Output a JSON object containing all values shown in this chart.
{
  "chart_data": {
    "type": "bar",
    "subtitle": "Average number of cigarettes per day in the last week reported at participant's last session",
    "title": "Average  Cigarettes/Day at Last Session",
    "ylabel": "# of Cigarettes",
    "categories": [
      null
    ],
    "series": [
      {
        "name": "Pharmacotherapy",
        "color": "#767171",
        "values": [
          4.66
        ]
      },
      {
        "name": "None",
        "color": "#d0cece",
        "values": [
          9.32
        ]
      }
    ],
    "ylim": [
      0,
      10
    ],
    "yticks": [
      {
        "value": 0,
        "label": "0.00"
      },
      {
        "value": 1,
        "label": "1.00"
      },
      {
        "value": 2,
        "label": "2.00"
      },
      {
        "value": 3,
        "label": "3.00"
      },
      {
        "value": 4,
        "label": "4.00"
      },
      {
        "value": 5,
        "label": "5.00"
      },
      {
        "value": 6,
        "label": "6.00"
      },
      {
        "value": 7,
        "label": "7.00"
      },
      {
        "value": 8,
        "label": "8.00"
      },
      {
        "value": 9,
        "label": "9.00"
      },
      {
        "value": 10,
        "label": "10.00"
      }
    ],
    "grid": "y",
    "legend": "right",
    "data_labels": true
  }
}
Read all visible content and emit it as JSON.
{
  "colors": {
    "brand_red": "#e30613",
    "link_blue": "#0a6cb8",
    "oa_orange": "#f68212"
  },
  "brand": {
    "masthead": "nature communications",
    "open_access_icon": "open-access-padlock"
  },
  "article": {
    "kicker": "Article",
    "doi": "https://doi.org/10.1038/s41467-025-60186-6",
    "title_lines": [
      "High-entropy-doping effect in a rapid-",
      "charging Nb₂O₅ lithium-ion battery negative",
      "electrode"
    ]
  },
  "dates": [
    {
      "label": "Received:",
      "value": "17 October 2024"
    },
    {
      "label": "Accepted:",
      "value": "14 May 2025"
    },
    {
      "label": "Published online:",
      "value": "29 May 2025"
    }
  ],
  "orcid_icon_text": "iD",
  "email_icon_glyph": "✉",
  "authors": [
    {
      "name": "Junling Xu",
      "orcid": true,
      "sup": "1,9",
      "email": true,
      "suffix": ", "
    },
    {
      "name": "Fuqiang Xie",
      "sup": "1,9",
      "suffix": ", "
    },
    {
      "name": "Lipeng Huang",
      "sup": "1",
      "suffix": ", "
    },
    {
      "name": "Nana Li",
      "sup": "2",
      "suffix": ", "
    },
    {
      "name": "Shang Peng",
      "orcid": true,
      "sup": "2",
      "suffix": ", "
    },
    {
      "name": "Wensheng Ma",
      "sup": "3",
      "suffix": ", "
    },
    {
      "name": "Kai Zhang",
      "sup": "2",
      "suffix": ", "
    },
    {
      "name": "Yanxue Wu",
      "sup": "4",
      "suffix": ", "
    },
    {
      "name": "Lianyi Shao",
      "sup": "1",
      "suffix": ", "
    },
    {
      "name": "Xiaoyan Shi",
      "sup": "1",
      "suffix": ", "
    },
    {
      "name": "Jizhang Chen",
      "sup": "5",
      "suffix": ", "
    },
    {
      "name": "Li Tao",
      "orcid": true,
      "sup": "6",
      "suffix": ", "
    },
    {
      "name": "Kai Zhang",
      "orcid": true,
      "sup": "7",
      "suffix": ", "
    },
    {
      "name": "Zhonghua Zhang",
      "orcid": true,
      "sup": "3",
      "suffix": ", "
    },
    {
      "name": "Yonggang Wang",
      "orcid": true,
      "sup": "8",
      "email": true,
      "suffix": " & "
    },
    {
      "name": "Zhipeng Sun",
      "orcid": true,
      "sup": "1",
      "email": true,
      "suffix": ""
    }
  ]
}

Task goal -> Copy every line in the entries above that has the string "JSON" in it.

Response ->
Output a JSON object containing all values shown in this chart.
Read all visible content and emit it as JSON.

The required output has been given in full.